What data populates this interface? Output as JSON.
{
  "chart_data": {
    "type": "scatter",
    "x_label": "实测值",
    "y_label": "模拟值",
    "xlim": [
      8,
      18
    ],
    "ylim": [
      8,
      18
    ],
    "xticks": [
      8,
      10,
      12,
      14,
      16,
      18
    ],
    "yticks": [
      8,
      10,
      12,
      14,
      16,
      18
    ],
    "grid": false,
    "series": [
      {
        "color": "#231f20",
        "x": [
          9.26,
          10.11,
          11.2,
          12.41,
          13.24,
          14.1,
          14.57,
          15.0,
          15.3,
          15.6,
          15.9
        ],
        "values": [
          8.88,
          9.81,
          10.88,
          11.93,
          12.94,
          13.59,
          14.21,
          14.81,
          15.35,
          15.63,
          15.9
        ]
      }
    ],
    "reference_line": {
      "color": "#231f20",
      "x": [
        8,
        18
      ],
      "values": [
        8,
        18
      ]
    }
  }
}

Request — Make an exact copy of the records.

Complete response —
What data populates this interface? Output as JSON.
{
  "chart_data": {
    "type": "scatter",
    "x_label": "实测值",
    "y_label": "模拟值",
    "xlim": [
      8,
      18
    ],
    "ylim": [
      8,
      18
    ],
    "xticks": [
      8,
      10,
      12,
      14,
      16,
      18
    ],
    "yticks": [
      8,
      10,
      12,
      14,
      16,
      18
    ],
    "grid": false,
    "series": [
      {
        "color": "#231f20",
        "x": [
          9.26,
          10.11,
          11.2,
          12.41,
          13.24,
          14.1,
          14.57,
          15.0,
          15.3,
          15.6,
          15.9
        ],
        "values": [
          8.88,
          9.81,
          10.88,
          11.93,
          12.94,
          13.59,
          14.21,
          14.81,
          15.35,
          15.63,
          15.9
        ]
      }
    ],
    "reference_line": {
      "color": "#231f20",
      "x": [
        8,
        18
      ],
      "values": [
        8,
        18
      ]
    }
  }
}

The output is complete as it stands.